%%

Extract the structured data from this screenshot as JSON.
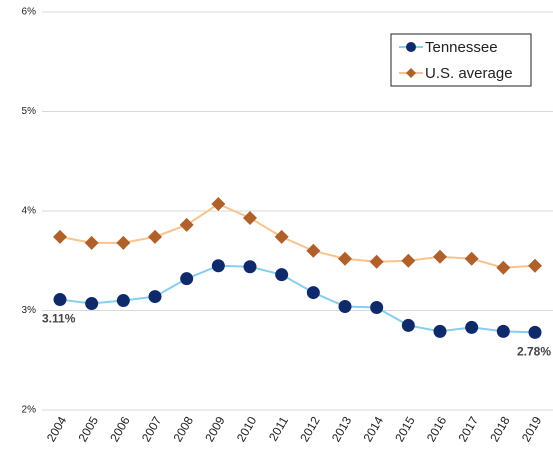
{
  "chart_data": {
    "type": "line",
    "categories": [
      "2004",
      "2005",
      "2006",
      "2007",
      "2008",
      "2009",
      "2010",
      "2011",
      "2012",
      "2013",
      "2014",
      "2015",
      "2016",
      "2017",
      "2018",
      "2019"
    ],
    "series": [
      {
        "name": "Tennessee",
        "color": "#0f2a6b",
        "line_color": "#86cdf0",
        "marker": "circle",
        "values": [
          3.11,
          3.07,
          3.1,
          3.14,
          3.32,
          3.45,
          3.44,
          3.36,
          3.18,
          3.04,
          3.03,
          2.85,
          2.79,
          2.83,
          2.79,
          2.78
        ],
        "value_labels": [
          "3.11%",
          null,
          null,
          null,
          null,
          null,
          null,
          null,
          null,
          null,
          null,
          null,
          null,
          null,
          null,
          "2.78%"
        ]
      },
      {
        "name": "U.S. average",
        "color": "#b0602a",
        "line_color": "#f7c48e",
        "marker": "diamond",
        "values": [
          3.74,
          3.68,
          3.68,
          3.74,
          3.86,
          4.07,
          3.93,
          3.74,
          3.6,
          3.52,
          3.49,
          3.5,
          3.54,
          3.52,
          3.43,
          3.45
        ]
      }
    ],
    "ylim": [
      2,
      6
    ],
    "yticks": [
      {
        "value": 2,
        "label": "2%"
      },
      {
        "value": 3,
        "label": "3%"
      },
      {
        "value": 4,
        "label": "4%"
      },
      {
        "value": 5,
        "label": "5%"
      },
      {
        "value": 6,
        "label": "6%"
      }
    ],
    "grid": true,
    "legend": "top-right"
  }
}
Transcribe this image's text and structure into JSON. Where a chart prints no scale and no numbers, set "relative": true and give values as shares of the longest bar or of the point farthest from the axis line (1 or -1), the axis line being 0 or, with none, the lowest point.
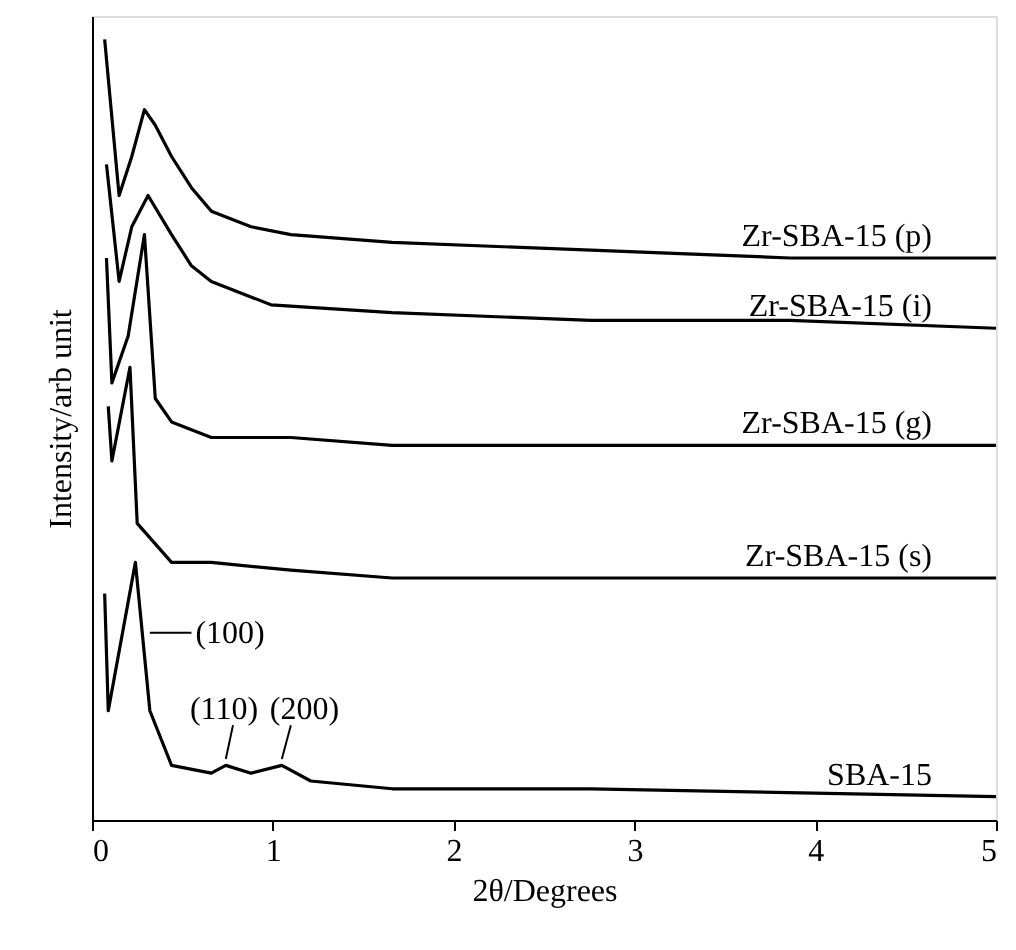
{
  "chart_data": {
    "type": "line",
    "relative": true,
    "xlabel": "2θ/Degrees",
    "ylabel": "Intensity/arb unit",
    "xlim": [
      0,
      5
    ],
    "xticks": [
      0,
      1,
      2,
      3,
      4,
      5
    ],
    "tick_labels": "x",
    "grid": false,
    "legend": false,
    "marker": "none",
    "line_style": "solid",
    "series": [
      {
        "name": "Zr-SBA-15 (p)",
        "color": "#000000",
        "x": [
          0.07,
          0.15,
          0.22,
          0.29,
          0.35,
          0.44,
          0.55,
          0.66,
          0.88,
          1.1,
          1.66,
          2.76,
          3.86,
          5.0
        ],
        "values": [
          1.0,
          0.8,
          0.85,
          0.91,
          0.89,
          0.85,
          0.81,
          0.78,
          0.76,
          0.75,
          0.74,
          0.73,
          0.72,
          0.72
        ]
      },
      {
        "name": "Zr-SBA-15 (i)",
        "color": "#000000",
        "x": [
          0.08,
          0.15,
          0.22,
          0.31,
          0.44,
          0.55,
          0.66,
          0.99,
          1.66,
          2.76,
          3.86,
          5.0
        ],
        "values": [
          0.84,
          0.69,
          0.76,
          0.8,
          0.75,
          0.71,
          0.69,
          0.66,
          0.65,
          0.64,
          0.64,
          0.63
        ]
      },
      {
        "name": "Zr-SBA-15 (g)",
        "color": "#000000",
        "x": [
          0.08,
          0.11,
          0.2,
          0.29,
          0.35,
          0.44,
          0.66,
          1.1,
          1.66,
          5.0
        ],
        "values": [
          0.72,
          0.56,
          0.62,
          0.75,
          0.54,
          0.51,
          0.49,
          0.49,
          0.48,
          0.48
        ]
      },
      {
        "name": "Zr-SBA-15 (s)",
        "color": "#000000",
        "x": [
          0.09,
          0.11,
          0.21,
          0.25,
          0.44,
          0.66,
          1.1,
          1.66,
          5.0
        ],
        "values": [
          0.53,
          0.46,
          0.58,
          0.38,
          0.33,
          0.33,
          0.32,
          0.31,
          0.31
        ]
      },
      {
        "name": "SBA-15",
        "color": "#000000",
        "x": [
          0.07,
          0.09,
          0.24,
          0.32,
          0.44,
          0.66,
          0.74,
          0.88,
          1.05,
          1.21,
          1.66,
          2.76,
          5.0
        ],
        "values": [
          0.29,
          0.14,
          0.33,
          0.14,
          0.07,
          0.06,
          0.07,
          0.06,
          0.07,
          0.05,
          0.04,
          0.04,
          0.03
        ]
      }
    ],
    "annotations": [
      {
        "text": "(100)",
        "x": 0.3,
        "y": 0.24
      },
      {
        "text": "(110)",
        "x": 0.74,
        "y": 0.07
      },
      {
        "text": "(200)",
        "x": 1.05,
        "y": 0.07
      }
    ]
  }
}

%%

:: Exercise details ::
Give every line back word for word and leave the pictures out.

:: Full solution ::
Extract the structured data from this screenshot as JSON.
{
  "chart_data": {
    "type": "line",
    "categories": [
      "2004",
      "2005",
      "2006",
      "2007",
      "2008",
      "2009",
      "2010",
      "2011",
      "2012",
      "2013",
      "2014",
      "2015",
      "2016",
      "2017",
      "2018",
      "2019"
    ],
    "series": [
      {
        "name": "Tennessee",
        "color": "#0f2a6b",
        "line_color": "#86cdf0",
        "marker": "circle",
        "values": [
          3.11,
          3.07,
          3.1,
          3.14,
          3.32,
          3.45,
          3.44,
          3.36,
          3.18,
          3.04,
          3.03,
          2.85,
          2.79,
          2.83,
          2.79,
          2.78
        ],
        "value_labels": [
          "3.11%",
          null,
          null,
          null,
          null,
          null,
          null,
          null,
          null,
          null,
          null,
          null,
          null,
          null,
          null,
          "2.78%"
        ]
      },
      {
        "name": "U.S. average",
        "color": "#b0602a",
        "line_color": "#f7c48e",
        "marker": "diamond",
        "values": [
          3.74,
          3.68,
          3.68,
          3.74,
          3.86,
          4.07,
          3.93,
          3.74,
          3.6,
          3.52,
          3.49,
          3.5,
          3.54,
          3.52,
          3.43,
          3.45
        ]
      }
    ],
    "ylim": [
      2,
      6
    ],
    "yticks": [
      {
        "value": 2,
        "label": "2%"
      },
      {
        "value": 3,
        "label": "3%"
      },
      {
        "value": 4,
        "label": "4%"
      },
      {
        "value": 5,
        "label": "5%"
      },
      {
        "value": 6,
        "label": "6%"
      }
    ],
    "grid": true,
    "legend": "top-right"
  }
}
Transcribe this image's text and structure into JSON. Where a chart prints no scale and no numbers, set "relative": true and give values as shares of the longest bar or of the point farthest from the axis line (1 or -1), the axis line being 0 or, with none, the lowest point.
{
  "chart_data": {
    "type": "line",
    "relative": true,
    "xlabel": "2θ/Degrees",
    "ylabel": "Intensity/arb unit",
    "xlim": [
      0,
      5
    ],
    "xticks": [
      0,
      1,
      2,
      3,
      4,
      5
    ],
    "tick_labels": "x",
    "grid": false,
    "legend": false,
    "marker": "none",
    "line_style": "solid",
    "series": [
      {
        "name": "Zr-SBA-15 (p)",
        "color": "#000000",
        "x": [
          0.07,
          0.15,
          0.22,
          0.29,
          0.35,
          0.44,
          0.55,
          0.66,
          0.88,
          1.1,
          1.66,
          2.76,
          3.86,
          5.0
        ],
        "values": [
          1.0,
          0.8,
          0.85,
          0.91,
          0.89,
          0.85,
          0.81,
          0.78,
          0.76,
          0.75,
          0.74,
          0.73,
          0.72,
          0.72
        ]
      },
      {
        "name": "Zr-SBA-15 (i)",
        "color": "#000000",
        "x": [
          0.08,
          0.15,
          0.22,
          0.31,
          0.44,
          0.55,
          0.66,
          0.99,
          1.66,
          2.76,
          3.86,
          5.0
        ],
        "values": [
          0.84,
          0.69,
          0.76,
          0.8,
          0.75,
          0.71,
          0.69,
          0.66,
          0.65,
          0.64,
          0.64,
          0.63
        ]
      },
      {
        "name": "Zr-SBA-15 (g)",
        "color": "#000000",
        "x": [
          0.08,
          0.11,
          0.2,
          0.29,
          0.35,
          0.44,
          0.66,
          1.1,
          1.66,
          5.0
        ],
        "values": [
          0.72,
          0.56,
          0.62,
          0.75,
          0.54,
          0.51,
          0.49,
          0.49,
          0.48,
          0.48
        ]
      },
      {
        "name": "Zr-SBA-15 (s)",
        "color": "#000000",
        "x": [
          0.09,
          0.11,
          0.21,
          0.25,
          0.44,
          0.66,
          1.1,
          1.66,
          5.0
        ],
        "values": [
          0.53,
          0.46,
          0.58,
          0.38,
          0.33,
          0.33,
          0.32,
          0.31,
          0.31
        ]
      },
      {
        "name": "SBA-15",
        "color": "#000000",
        "x": [
          0.07,
          0.09,
          0.24,
          0.32,
          0.44,
          0.66,
          0.74,
          0.88,
          1.05,
          1.21,
          1.66,
          2.76,
          5.0
        ],
        "values": [
          0.29,
          0.14,
          0.33,
          0.14,
          0.07,
          0.06,
          0.07,
          0.06,
          0.07,
          0.05,
          0.04,
          0.04,
          0.03
        ]
      }
    ],
    "annotations": [
      {
        "text": "(100)",
        "x": 0.3,
        "y": 0.24
      },
      {
        "text": "(110)",
        "x": 0.74,
        "y": 0.07
      },
      {
        "text": "(200)",
        "x": 1.05,
        "y": 0.07
      }
    ]
  }
}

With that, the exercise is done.